▶ _Requirements_: Return the entries verbatim and drop every picture.

▶ _Source material_:
↓

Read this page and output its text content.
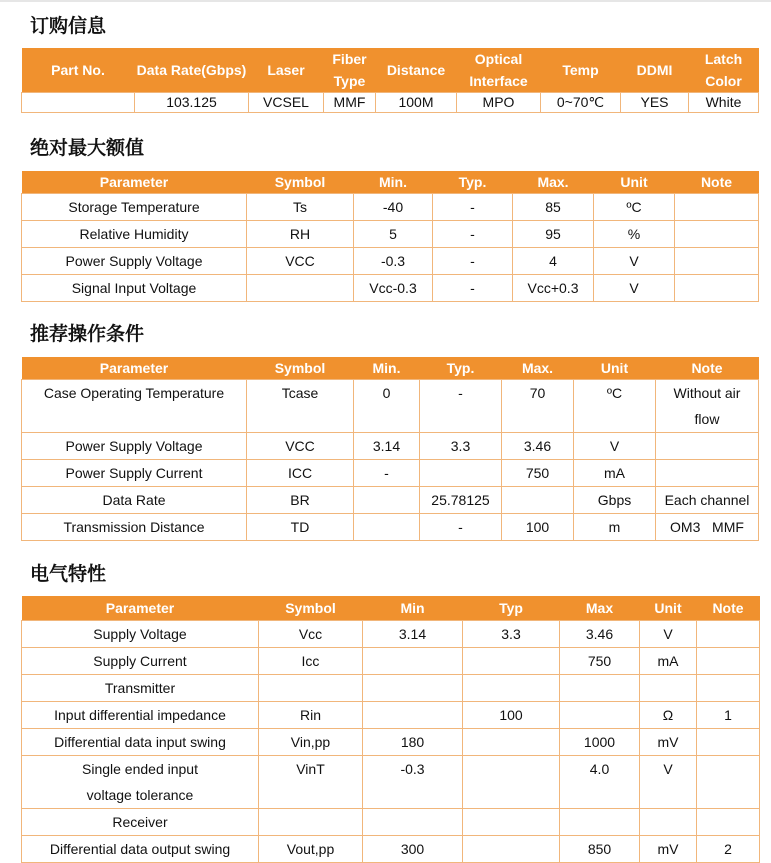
订购信息
Part No.	Data Rate(Gbps)	Laser	Fiber Type	Distance	Optical Interface	Temp	DDMI	Latch Color
	103.125	VCSEL	MMF	100M	MPO	0~70℃	YES	White
绝对最大额值
Parameter	Symbol	Min.	Typ.	Max.	Unit	Note
Storage Temperature	Ts	-40	-	85	ºC	
Relative Humidity	RH	5	-	95	%	
Power Supply Voltage	VCC	-0.3	-	4	V	
Signal Input Voltage		Vcc-0.3	-	Vcc+0.3	V	
推荐操作条件
Parameter	Symbol	Min.	Typ.	Max.	Unit	Note
Case Operating Temperature	Tcase	0	-	70	ºC	Without air flow
Power Supply Voltage	VCC	3.14	3.3	3.46	V	
Power Supply Current	ICC	-		750	mA	
Data Rate	BR		25.78125		Gbps	Each channel
Transmission Distance	TD		-	100	m	OM3   MMF
电气特性
Parameter	Symbol	Min	Typ	Max	Unit	Note
Supply Voltage	Vcc	3.14	3.3	3.46	V	
Supply Current	Icc			750	mA	
Transmitter						
Input differential impedance	Rin		100		Ω	1
Differential data input swing	Vin,pp	180		1000	mV	
Single ended input voltage tolerance	VinT	-0.3		4.0	V	
Receiver						
Differential data output swing	Vout,pp	300		850	mV	2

↑

▶ _Task response_:
Read this page and output its text content.
订购信息
Part No.	Data Rate(Gbps)	Laser	Fiber Type	Distance	Optical Interface	Temp	DDMI	Latch Color
	103.125	VCSEL	MMF	100M	MPO	0~70℃	YES	White
绝对最大额值
Parameter	Symbol	Min.	Typ.	Max.	Unit	Note
Storage Temperature	Ts	-40	-	85	ºC	
Relative Humidity	RH	5	-	95	%	
Power Supply Voltage	VCC	-0.3	-	4	V	
Signal Input Voltage		Vcc-0.3	-	Vcc+0.3	V	
推荐操作条件
Parameter	Symbol	Min.	Typ.	Max.	Unit	Note
Case Operating Temperature	Tcase	0	-	70	ºC	Without air flow
Power Supply Voltage	VCC	3.14	3.3	3.46	V	
Power Supply Current	ICC	-		750	mA	
Data Rate	BR		25.78125		Gbps	Each channel
Transmission Distance	TD		-	100	m	OM3   MMF
电气特性
Parameter	Symbol	Min	Typ	Max	Unit	Note
Supply Voltage	Vcc	3.14	3.3	3.46	V	
Supply Current	Icc			750	mA	
Transmitter						
Input differential impedance	Rin		100		Ω	1
Differential data input swing	Vin,pp	180		1000	mV	
Single ended input voltage tolerance	VinT	-0.3		4.0	V	
Receiver						
Differential data output swing	Vout,pp	300		850	mV	2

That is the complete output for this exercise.